— Start Data entries —
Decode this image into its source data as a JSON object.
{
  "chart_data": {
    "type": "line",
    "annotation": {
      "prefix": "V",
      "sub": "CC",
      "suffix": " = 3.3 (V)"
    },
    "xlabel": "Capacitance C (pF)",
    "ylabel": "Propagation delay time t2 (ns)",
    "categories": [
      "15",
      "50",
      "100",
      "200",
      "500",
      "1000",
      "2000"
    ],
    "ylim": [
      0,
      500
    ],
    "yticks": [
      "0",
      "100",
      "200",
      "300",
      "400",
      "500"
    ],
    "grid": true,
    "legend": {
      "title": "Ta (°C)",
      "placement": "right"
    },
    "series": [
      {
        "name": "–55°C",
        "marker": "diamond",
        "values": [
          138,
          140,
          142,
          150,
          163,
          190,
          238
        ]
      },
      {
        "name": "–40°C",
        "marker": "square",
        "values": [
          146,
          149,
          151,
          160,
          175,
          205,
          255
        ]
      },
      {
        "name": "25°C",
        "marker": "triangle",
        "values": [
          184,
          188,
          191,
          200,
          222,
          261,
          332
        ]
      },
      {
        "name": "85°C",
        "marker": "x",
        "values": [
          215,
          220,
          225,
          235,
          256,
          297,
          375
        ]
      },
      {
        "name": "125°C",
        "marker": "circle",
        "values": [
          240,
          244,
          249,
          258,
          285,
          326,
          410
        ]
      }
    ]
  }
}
— End Data entries —
Job. Write down the full listing again, exactly.

Result.
Decode this image into its source data as a JSON object.
{
  "chart_data": {
    "type": "line",
    "annotation": {
      "prefix": "V",
      "sub": "CC",
      "suffix": " = 3.3 (V)"
    },
    "xlabel": "Capacitance C (pF)",
    "ylabel": "Propagation delay time t2 (ns)",
    "categories": [
      "15",
      "50",
      "100",
      "200",
      "500",
      "1000",
      "2000"
    ],
    "ylim": [
      0,
      500
    ],
    "yticks": [
      "0",
      "100",
      "200",
      "300",
      "400",
      "500"
    ],
    "grid": true,
    "legend": {
      "title": "Ta (°C)",
      "placement": "right"
    },
    "series": [
      {
        "name": "–55°C",
        "marker": "diamond",
        "values": [
          138,
          140,
          142,
          150,
          163,
          190,
          238
        ]
      },
      {
        "name": "–40°C",
        "marker": "square",
        "values": [
          146,
          149,
          151,
          160,
          175,
          205,
          255
        ]
      },
      {
        "name": "25°C",
        "marker": "triangle",
        "values": [
          184,
          188,
          191,
          200,
          222,
          261,
          332
        ]
      },
      {
        "name": "85°C",
        "marker": "x",
        "values": [
          215,
          220,
          225,
          235,
          256,
          297,
          375
        ]
      },
      {
        "name": "125°C",
        "marker": "circle",
        "values": [
          240,
          244,
          249,
          258,
          285,
          326,
          410
        ]
      }
    ]
  }
}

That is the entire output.